Task to complete: Pick every line from the data that holds the word "active".

## BEGIN

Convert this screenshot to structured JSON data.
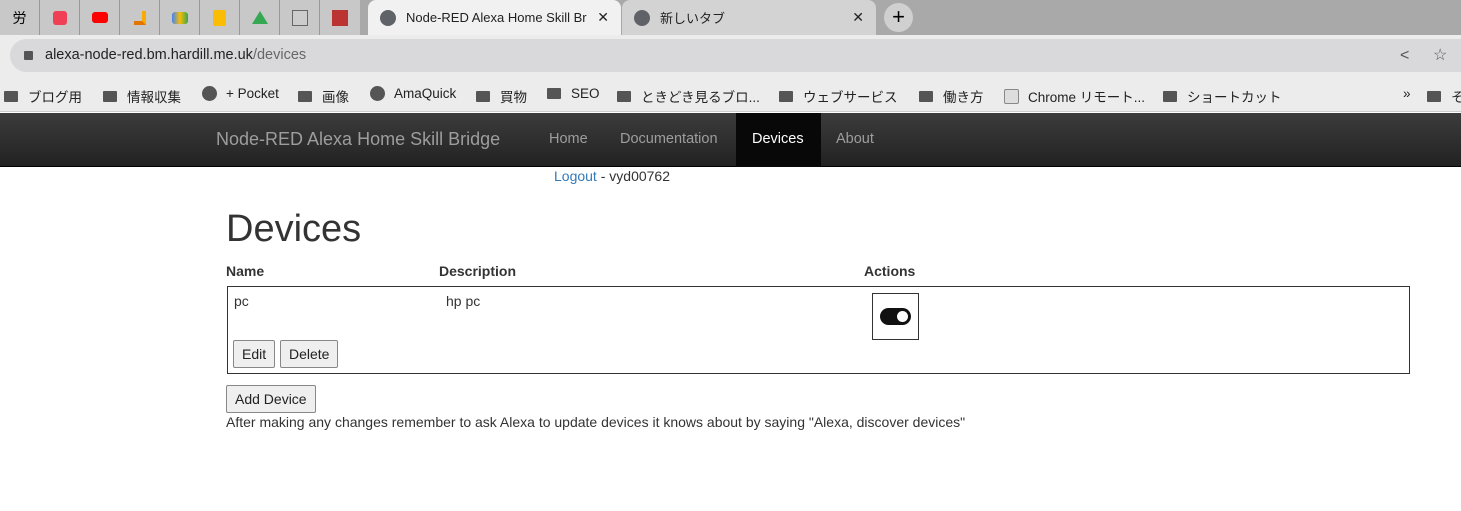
{
  "browser": {
    "pinned_tabs": [
      "労",
      "pocket",
      "youtube",
      "analytics",
      "ads",
      "keep",
      "drive",
      "image",
      "image"
    ],
    "tabs": [
      {
        "title": "Node-RED Alexa Home Skill Br",
        "active": true
      },
      {
        "title": "新しいタブ",
        "active": false
      }
    ],
    "url_host": "alexa-node-red.bm.hardill.me.uk",
    "url_path": "/devices",
    "bookmarks": [
      {
        "label": "ブログ用",
        "icon": "folder"
      },
      {
        "label": "情報収集",
        "icon": "folder"
      },
      {
        "label": "+ Pocket",
        "icon": "globe"
      },
      {
        "label": "画像",
        "icon": "folder"
      },
      {
        "label": "AmaQuick",
        "icon": "globe"
      },
      {
        "label": "買物",
        "icon": "folder"
      },
      {
        "label": "SEO",
        "icon": "folder"
      },
      {
        "label": "ときどき見るブロ...",
        "icon": "folder"
      },
      {
        "label": "ウェブサービス",
        "icon": "folder"
      },
      {
        "label": "働き方",
        "icon": "folder"
      },
      {
        "label": "Chrome リモート...",
        "icon": "chrome-remote"
      },
      {
        "label": "ショートカット",
        "icon": "folder"
      }
    ],
    "overflow": "»",
    "last_bookmark": "そ"
  },
  "nav": {
    "brand": "Node-RED Alexa Home Skill Bridge",
    "items": [
      "Home",
      "Documentation",
      "Devices",
      "About"
    ],
    "active": "Devices"
  },
  "user": {
    "logout": "Logout",
    "separator": " - ",
    "username": "vyd00762"
  },
  "page": {
    "title": "Devices",
    "columns": [
      "Name",
      "Description",
      "Actions"
    ],
    "devices": [
      {
        "name": "pc",
        "description": "hp pc",
        "enabled": true,
        "edit": "Edit",
        "delete": "Delete"
      }
    ],
    "add_button": "Add Device",
    "note": "After making any changes remember to ask Alexa to update devices it knows about by saying \"Alexa, discover devices\""
  }
}
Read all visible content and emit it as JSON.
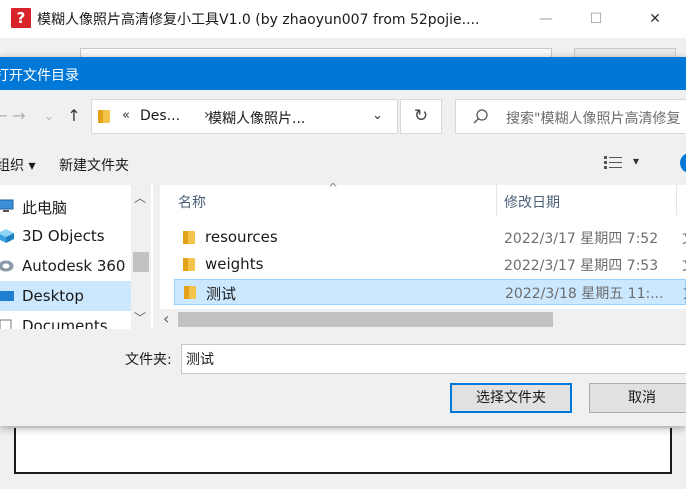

## END

Task response:
        "active": true
        "active": false
    "active": "Devices"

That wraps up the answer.